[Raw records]
----
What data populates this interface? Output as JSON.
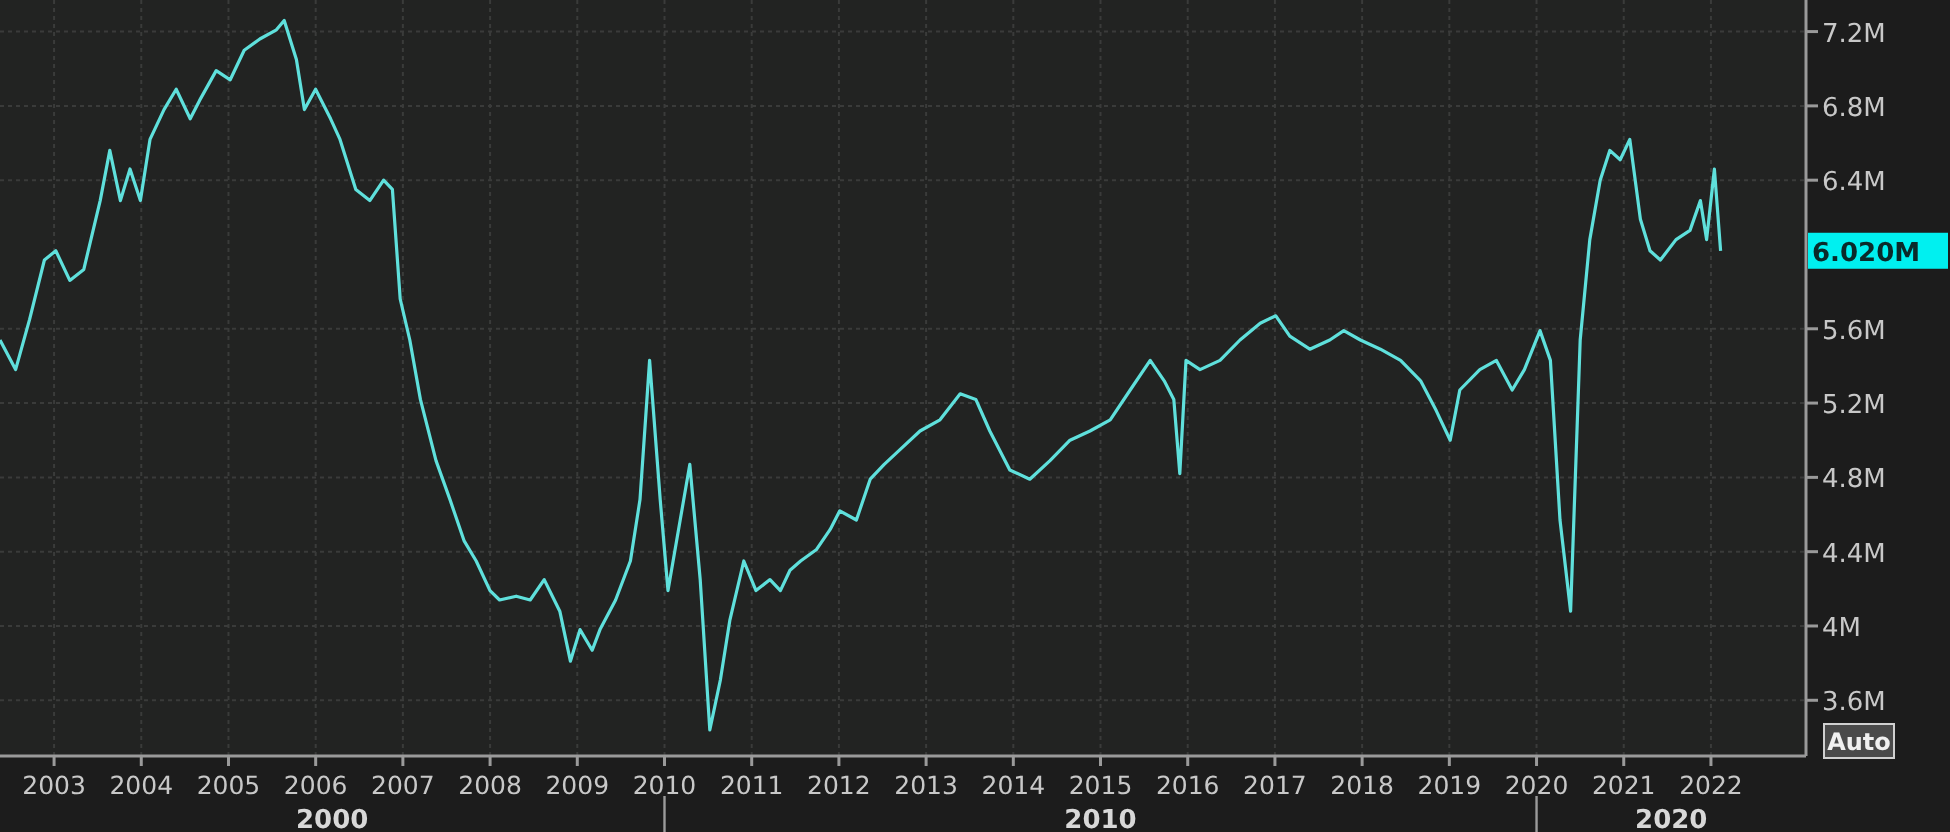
{
  "chart": {
    "chart_data": {
      "type": "line",
      "x": [
        2002.38,
        2002.56,
        2002.72,
        2002.89,
        2003.02,
        2003.18,
        2003.34,
        2003.53,
        2003.64,
        2003.76,
        2003.87,
        2003.99,
        2004.1,
        2004.26,
        2004.4,
        2004.56,
        2004.67,
        2004.86,
        2005.02,
        2005.18,
        2005.36,
        2005.55,
        2005.64,
        2005.78,
        2005.87,
        2006.0,
        2006.17,
        2006.28,
        2006.46,
        2006.62,
        2006.78,
        2006.88,
        2006.97,
        2007.08,
        2007.2,
        2007.38,
        2007.54,
        2007.7,
        2007.84,
        2008.0,
        2008.11,
        2008.3,
        2008.46,
        2008.62,
        2008.8,
        2008.92,
        2009.03,
        2009.17,
        2009.26,
        2009.44,
        2009.61,
        2009.72,
        2009.83,
        2009.95,
        2010.04,
        2010.18,
        2010.29,
        2010.41,
        2010.52,
        2010.64,
        2010.75,
        2010.91,
        2011.05,
        2011.21,
        2011.33,
        2011.44,
        2011.56,
        2011.74,
        2011.9,
        2012.01,
        2012.2,
        2012.36,
        2012.52,
        2012.7,
        2012.93,
        2013.16,
        2013.39,
        2013.57,
        2013.73,
        2013.96,
        2014.19,
        2014.42,
        2014.65,
        2014.88,
        2015.11,
        2015.34,
        2015.57,
        2015.73,
        2015.84,
        2015.91,
        2015.98,
        2016.14,
        2016.37,
        2016.6,
        2016.83,
        2017.01,
        2017.17,
        2017.4,
        2017.63,
        2017.79,
        2017.98,
        2018.21,
        2018.44,
        2018.67,
        2018.85,
        2019.01,
        2019.12,
        2019.35,
        2019.54,
        2019.72,
        2019.86,
        2020.04,
        2020.16,
        2020.27,
        2020.39,
        2020.5,
        2020.61,
        2020.73,
        2020.84,
        2020.96,
        2021.07,
        2021.19,
        2021.3,
        2021.42,
        2021.6,
        2021.76,
        2021.88,
        2021.95,
        2022.04,
        2022.11
      ],
      "series": [
        {
          "color": "#5fe0dc",
          "values": [
            5.54,
            5.38,
            5.65,
            5.97,
            6.02,
            5.86,
            5.92,
            6.29,
            6.56,
            6.29,
            6.46,
            6.29,
            6.62,
            6.78,
            6.89,
            6.73,
            6.83,
            6.99,
            6.94,
            7.1,
            7.16,
            7.21,
            7.26,
            7.05,
            6.78,
            6.89,
            6.73,
            6.62,
            6.35,
            6.29,
            6.4,
            6.35,
            5.76,
            5.54,
            5.22,
            4.89,
            4.68,
            4.46,
            4.35,
            4.19,
            4.14,
            4.16,
            4.14,
            4.25,
            4.08,
            3.81,
            3.98,
            3.87,
            3.98,
            4.14,
            4.35,
            4.68,
            5.43,
            4.68,
            4.19,
            4.57,
            4.87,
            4.25,
            3.44,
            3.71,
            4.03,
            4.35,
            4.19,
            4.25,
            4.19,
            4.3,
            4.35,
            4.41,
            4.52,
            4.62,
            4.57,
            4.79,
            4.87,
            4.95,
            5.05,
            5.11,
            5.25,
            5.22,
            5.05,
            4.84,
            4.79,
            4.89,
            5.0,
            5.05,
            5.11,
            5.27,
            5.43,
            5.32,
            5.22,
            4.82,
            5.43,
            5.38,
            5.43,
            5.54,
            5.63,
            5.67,
            5.56,
            5.49,
            5.54,
            5.59,
            5.54,
            5.49,
            5.43,
            5.32,
            5.16,
            5.0,
            5.27,
            5.38,
            5.43,
            5.27,
            5.38,
            5.59,
            5.43,
            4.57,
            4.08,
            5.54,
            6.08,
            6.4,
            6.56,
            6.51,
            6.62,
            6.19,
            6.02,
            5.97,
            6.08,
            6.13,
            6.29,
            6.08,
            6.46,
            6.02
          ]
        }
      ],
      "xlim": [
        2002.38,
        2023.09
      ],
      "ylim": [
        3.3,
        7.37
      ],
      "grid": true,
      "xticks": [
        {
          "value": 2003,
          "label": "2003"
        },
        {
          "value": 2004,
          "label": "2004"
        },
        {
          "value": 2005,
          "label": "2005"
        },
        {
          "value": 2006,
          "label": "2006"
        },
        {
          "value": 2007,
          "label": "2007"
        },
        {
          "value": 2008,
          "label": "2008"
        },
        {
          "value": 2009,
          "label": "2009"
        },
        {
          "value": 2010,
          "label": "2010"
        },
        {
          "value": 2011,
          "label": "2011"
        },
        {
          "value": 2012,
          "label": "2012"
        },
        {
          "value": 2013,
          "label": "2013"
        },
        {
          "value": 2014,
          "label": "2014"
        },
        {
          "value": 2015,
          "label": "2015"
        },
        {
          "value": 2016,
          "label": "2016"
        },
        {
          "value": 2017,
          "label": "2017"
        },
        {
          "value": 2018,
          "label": "2018"
        },
        {
          "value": 2019,
          "label": "2019"
        },
        {
          "value": 2020,
          "label": "2020"
        },
        {
          "value": 2021,
          "label": "2021"
        },
        {
          "value": 2022,
          "label": "2022"
        }
      ],
      "yticks": [
        {
          "value": 7.2,
          "label": "7.2M"
        },
        {
          "value": 6.8,
          "label": "6.8M"
        },
        {
          "value": 6.4,
          "label": "6.4M"
        },
        {
          "value": 5.6,
          "label": "5.6M"
        },
        {
          "value": 5.2,
          "label": "5.2M"
        },
        {
          "value": 4.8,
          "label": "4.8M"
        },
        {
          "value": 4.4,
          "label": "4.4M"
        },
        {
          "value": 4,
          "label": "4M"
        },
        {
          "value": 3.6,
          "label": "3.6M"
        }
      ]
    },
    "last_value": {
      "label": "6.020M"
    },
    "scale_button": "Auto",
    "decades": [
      {
        "label": "2000"
      },
      {
        "label": "2010"
      },
      {
        "label": "2020"
      }
    ]
  }
}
----
## SHORT PROBLEM
Output all of the records exactly as they appear above, but not the pictures.

## THE COMPLETED TASK
What data populates this interface? Output as JSON.
{
  "chart": {
    "chart_data": {
      "type": "line",
      "x": [
        2002.38,
        2002.56,
        2002.72,
        2002.89,
        2003.02,
        2003.18,
        2003.34,
        2003.53,
        2003.64,
        2003.76,
        2003.87,
        2003.99,
        2004.1,
        2004.26,
        2004.4,
        2004.56,
        2004.67,
        2004.86,
        2005.02,
        2005.18,
        2005.36,
        2005.55,
        2005.64,
        2005.78,
        2005.87,
        2006.0,
        2006.17,
        2006.28,
        2006.46,
        2006.62,
        2006.78,
        2006.88,
        2006.97,
        2007.08,
        2007.2,
        2007.38,
        2007.54,
        2007.7,
        2007.84,
        2008.0,
        2008.11,
        2008.3,
        2008.46,
        2008.62,
        2008.8,
        2008.92,
        2009.03,
        2009.17,
        2009.26,
        2009.44,
        2009.61,
        2009.72,
        2009.83,
        2009.95,
        2010.04,
        2010.18,
        2010.29,
        2010.41,
        2010.52,
        2010.64,
        2010.75,
        2010.91,
        2011.05,
        2011.21,
        2011.33,
        2011.44,
        2011.56,
        2011.74,
        2011.9,
        2012.01,
        2012.2,
        2012.36,
        2012.52,
        2012.7,
        2012.93,
        2013.16,
        2013.39,
        2013.57,
        2013.73,
        2013.96,
        2014.19,
        2014.42,
        2014.65,
        2014.88,
        2015.11,
        2015.34,
        2015.57,
        2015.73,
        2015.84,
        2015.91,
        2015.98,
        2016.14,
        2016.37,
        2016.6,
        2016.83,
        2017.01,
        2017.17,
        2017.4,
        2017.63,
        2017.79,
        2017.98,
        2018.21,
        2018.44,
        2018.67,
        2018.85,
        2019.01,
        2019.12,
        2019.35,
        2019.54,
        2019.72,
        2019.86,
        2020.04,
        2020.16,
        2020.27,
        2020.39,
        2020.5,
        2020.61,
        2020.73,
        2020.84,
        2020.96,
        2021.07,
        2021.19,
        2021.3,
        2021.42,
        2021.6,
        2021.76,
        2021.88,
        2021.95,
        2022.04,
        2022.11
      ],
      "series": [
        {
          "color": "#5fe0dc",
          "values": [
            5.54,
            5.38,
            5.65,
            5.97,
            6.02,
            5.86,
            5.92,
            6.29,
            6.56,
            6.29,
            6.46,
            6.29,
            6.62,
            6.78,
            6.89,
            6.73,
            6.83,
            6.99,
            6.94,
            7.1,
            7.16,
            7.21,
            7.26,
            7.05,
            6.78,
            6.89,
            6.73,
            6.62,
            6.35,
            6.29,
            6.4,
            6.35,
            5.76,
            5.54,
            5.22,
            4.89,
            4.68,
            4.46,
            4.35,
            4.19,
            4.14,
            4.16,
            4.14,
            4.25,
            4.08,
            3.81,
            3.98,
            3.87,
            3.98,
            4.14,
            4.35,
            4.68,
            5.43,
            4.68,
            4.19,
            4.57,
            4.87,
            4.25,
            3.44,
            3.71,
            4.03,
            4.35,
            4.19,
            4.25,
            4.19,
            4.3,
            4.35,
            4.41,
            4.52,
            4.62,
            4.57,
            4.79,
            4.87,
            4.95,
            5.05,
            5.11,
            5.25,
            5.22,
            5.05,
            4.84,
            4.79,
            4.89,
            5.0,
            5.05,
            5.11,
            5.27,
            5.43,
            5.32,
            5.22,
            4.82,
            5.43,
            5.38,
            5.43,
            5.54,
            5.63,
            5.67,
            5.56,
            5.49,
            5.54,
            5.59,
            5.54,
            5.49,
            5.43,
            5.32,
            5.16,
            5.0,
            5.27,
            5.38,
            5.43,
            5.27,
            5.38,
            5.59,
            5.43,
            4.57,
            4.08,
            5.54,
            6.08,
            6.4,
            6.56,
            6.51,
            6.62,
            6.19,
            6.02,
            5.97,
            6.08,
            6.13,
            6.29,
            6.08,
            6.46,
            6.02
          ]
        }
      ],
      "xlim": [
        2002.38,
        2023.09
      ],
      "ylim": [
        3.3,
        7.37
      ],
      "grid": true,
      "xticks": [
        {
          "value": 2003,
          "label": "2003"
        },
        {
          "value": 2004,
          "label": "2004"
        },
        {
          "value": 2005,
          "label": "2005"
        },
        {
          "value": 2006,
          "label": "2006"
        },
        {
          "value": 2007,
          "label": "2007"
        },
        {
          "value": 2008,
          "label": "2008"
        },
        {
          "value": 2009,
          "label": "2009"
        },
        {
          "value": 2010,
          "label": "2010"
        },
        {
          "value": 2011,
          "label": "2011"
        },
        {
          "value": 2012,
          "label": "2012"
        },
        {
          "value": 2013,
          "label": "2013"
        },
        {
          "value": 2014,
          "label": "2014"
        },
        {
          "value": 2015,
          "label": "2015"
        },
        {
          "value": 2016,
          "label": "2016"
        },
        {
          "value": 2017,
          "label": "2017"
        },
        {
          "value": 2018,
          "label": "2018"
        },
        {
          "value": 2019,
          "label": "2019"
        },
        {
          "value": 2020,
          "label": "2020"
        },
        {
          "value": 2021,
          "label": "2021"
        },
        {
          "value": 2022,
          "label": "2022"
        }
      ],
      "yticks": [
        {
          "value": 7.2,
          "label": "7.2M"
        },
        {
          "value": 6.8,
          "label": "6.8M"
        },
        {
          "value": 6.4,
          "label": "6.4M"
        },
        {
          "value": 5.6,
          "label": "5.6M"
        },
        {
          "value": 5.2,
          "label": "5.2M"
        },
        {
          "value": 4.8,
          "label": "4.8M"
        },
        {
          "value": 4.4,
          "label": "4.4M"
        },
        {
          "value": 4,
          "label": "4M"
        },
        {
          "value": 3.6,
          "label": "3.6M"
        }
      ]
    },
    "last_value": {
      "label": "6.020M"
    },
    "scale_button": "Auto",
    "decades": [
      {
        "label": "2000"
      },
      {
        "label": "2010"
      },
      {
        "label": "2020"
      }
    ]
  }
}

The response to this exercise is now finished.